Task input
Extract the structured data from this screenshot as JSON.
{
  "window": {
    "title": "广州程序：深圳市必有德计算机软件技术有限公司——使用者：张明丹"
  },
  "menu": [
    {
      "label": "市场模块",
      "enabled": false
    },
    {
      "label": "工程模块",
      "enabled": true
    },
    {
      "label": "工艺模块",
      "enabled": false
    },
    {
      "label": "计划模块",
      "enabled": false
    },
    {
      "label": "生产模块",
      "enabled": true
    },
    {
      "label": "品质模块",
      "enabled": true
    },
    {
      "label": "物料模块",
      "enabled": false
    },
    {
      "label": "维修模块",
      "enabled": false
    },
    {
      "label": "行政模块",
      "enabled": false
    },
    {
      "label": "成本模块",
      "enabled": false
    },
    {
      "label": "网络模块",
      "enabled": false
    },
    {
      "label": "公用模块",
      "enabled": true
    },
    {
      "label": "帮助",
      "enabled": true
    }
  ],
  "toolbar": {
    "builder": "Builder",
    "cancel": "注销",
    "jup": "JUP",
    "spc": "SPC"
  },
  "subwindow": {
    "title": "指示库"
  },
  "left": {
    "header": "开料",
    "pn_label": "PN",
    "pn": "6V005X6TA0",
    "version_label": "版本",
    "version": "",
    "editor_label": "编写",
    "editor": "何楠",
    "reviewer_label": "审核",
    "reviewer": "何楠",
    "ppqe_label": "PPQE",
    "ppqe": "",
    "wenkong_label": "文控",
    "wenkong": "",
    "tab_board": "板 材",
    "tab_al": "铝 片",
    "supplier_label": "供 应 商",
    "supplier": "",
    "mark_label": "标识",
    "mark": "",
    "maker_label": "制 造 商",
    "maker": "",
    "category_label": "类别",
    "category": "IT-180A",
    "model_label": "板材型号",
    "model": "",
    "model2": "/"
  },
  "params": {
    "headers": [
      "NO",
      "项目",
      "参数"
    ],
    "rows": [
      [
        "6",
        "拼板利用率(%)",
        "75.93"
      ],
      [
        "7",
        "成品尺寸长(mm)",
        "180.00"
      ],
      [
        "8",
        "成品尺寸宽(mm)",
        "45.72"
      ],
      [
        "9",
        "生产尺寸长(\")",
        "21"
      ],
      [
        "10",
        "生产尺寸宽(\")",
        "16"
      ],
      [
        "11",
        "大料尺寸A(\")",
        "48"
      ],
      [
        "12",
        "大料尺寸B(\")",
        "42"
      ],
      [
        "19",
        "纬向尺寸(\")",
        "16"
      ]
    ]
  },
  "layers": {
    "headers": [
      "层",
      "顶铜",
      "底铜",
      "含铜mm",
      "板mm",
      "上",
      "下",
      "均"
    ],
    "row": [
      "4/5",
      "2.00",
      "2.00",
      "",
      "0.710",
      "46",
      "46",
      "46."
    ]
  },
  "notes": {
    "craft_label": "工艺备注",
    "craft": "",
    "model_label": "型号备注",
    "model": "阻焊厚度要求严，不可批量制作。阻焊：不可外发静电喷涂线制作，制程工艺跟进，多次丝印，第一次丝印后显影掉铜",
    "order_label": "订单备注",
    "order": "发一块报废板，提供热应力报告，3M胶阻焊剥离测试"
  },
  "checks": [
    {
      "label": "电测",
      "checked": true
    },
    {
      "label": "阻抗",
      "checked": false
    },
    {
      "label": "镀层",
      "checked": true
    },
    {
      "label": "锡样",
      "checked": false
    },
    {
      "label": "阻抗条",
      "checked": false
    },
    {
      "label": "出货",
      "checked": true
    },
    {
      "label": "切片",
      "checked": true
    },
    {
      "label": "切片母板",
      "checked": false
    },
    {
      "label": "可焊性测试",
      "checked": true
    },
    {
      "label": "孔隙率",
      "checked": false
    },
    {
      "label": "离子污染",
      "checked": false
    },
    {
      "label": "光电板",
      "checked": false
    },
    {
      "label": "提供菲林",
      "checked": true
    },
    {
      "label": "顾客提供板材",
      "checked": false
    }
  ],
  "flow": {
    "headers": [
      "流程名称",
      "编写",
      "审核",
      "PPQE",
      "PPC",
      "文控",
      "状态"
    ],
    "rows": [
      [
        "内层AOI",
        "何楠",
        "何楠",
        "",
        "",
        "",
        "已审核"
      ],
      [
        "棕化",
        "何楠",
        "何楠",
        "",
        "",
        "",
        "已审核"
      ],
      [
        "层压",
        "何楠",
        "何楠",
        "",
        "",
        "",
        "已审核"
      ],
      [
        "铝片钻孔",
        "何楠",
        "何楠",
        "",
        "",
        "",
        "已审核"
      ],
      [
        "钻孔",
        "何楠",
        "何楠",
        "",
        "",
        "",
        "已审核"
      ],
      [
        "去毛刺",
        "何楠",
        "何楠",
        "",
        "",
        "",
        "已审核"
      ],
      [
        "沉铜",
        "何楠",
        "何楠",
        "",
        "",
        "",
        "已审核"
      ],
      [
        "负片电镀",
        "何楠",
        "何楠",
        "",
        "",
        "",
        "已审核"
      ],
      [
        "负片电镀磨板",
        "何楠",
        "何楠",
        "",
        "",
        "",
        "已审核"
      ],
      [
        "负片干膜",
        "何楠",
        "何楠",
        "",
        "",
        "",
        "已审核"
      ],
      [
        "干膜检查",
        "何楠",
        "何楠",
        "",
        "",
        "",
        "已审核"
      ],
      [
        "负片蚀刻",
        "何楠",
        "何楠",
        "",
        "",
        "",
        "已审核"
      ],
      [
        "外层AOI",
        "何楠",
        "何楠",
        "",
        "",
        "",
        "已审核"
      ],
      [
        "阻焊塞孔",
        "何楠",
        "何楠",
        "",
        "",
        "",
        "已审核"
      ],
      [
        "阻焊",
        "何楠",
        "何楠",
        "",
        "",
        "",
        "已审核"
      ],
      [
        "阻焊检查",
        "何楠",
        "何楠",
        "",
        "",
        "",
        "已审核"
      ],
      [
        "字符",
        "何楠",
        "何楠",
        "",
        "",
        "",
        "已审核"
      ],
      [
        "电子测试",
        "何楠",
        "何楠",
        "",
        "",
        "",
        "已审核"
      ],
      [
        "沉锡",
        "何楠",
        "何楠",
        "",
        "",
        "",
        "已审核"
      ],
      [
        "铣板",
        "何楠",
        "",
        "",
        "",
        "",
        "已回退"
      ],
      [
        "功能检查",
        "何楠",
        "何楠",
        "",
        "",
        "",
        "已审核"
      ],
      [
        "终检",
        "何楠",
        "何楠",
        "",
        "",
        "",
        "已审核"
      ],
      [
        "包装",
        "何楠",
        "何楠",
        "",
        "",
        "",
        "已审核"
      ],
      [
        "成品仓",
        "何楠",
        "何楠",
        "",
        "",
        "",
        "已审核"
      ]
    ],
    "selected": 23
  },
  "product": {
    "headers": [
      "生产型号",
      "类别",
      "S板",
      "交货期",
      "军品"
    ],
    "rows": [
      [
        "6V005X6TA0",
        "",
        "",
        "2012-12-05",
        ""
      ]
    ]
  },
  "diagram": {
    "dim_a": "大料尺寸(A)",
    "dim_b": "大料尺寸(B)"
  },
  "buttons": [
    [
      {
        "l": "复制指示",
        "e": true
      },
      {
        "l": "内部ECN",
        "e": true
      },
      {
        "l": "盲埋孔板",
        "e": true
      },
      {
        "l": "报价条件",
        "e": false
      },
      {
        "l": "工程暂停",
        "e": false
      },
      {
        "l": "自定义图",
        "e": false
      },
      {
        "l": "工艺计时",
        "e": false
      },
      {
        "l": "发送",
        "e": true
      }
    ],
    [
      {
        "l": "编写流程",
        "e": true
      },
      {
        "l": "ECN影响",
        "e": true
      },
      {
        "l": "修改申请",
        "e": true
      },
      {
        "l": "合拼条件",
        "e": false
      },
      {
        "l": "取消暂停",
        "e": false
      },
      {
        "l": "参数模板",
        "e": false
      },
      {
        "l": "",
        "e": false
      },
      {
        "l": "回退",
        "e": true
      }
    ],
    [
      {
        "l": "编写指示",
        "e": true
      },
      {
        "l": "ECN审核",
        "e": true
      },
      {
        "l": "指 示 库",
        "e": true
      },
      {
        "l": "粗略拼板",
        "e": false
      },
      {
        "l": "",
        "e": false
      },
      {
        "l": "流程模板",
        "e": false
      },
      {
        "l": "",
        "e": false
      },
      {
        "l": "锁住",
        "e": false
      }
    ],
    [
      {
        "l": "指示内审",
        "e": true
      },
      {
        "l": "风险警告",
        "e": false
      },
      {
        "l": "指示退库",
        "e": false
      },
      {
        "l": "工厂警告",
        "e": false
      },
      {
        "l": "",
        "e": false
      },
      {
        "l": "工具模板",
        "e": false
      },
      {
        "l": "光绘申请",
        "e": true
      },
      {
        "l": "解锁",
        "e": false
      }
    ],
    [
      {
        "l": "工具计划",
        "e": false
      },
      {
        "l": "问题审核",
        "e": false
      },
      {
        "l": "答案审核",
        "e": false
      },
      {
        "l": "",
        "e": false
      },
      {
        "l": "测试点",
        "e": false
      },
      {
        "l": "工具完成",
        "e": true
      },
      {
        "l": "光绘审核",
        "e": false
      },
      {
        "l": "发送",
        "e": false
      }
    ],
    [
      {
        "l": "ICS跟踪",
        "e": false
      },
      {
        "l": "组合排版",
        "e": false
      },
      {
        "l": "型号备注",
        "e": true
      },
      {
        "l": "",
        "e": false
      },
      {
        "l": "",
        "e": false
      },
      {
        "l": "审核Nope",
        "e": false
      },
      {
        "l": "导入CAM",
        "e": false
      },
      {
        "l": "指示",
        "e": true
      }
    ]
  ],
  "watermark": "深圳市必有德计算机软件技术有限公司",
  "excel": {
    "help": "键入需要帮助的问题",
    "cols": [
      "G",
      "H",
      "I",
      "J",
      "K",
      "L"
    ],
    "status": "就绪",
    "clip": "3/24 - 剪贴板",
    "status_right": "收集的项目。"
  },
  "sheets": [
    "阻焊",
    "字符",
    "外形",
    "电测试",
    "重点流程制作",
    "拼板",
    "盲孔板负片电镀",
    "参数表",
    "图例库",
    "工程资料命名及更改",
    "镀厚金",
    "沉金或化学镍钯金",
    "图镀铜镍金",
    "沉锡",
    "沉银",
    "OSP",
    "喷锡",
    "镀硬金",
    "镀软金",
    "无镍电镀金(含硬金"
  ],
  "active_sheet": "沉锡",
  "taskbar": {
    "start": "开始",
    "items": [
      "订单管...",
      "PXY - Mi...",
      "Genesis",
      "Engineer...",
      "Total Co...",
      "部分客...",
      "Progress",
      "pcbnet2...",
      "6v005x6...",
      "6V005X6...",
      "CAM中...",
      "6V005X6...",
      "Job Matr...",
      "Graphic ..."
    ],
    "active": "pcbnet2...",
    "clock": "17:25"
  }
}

Prompt
Across the material above, how many lines contain the string "深圳市必有德计算机软件技术有限公司"? The reply should be that number alone.

Answer section
2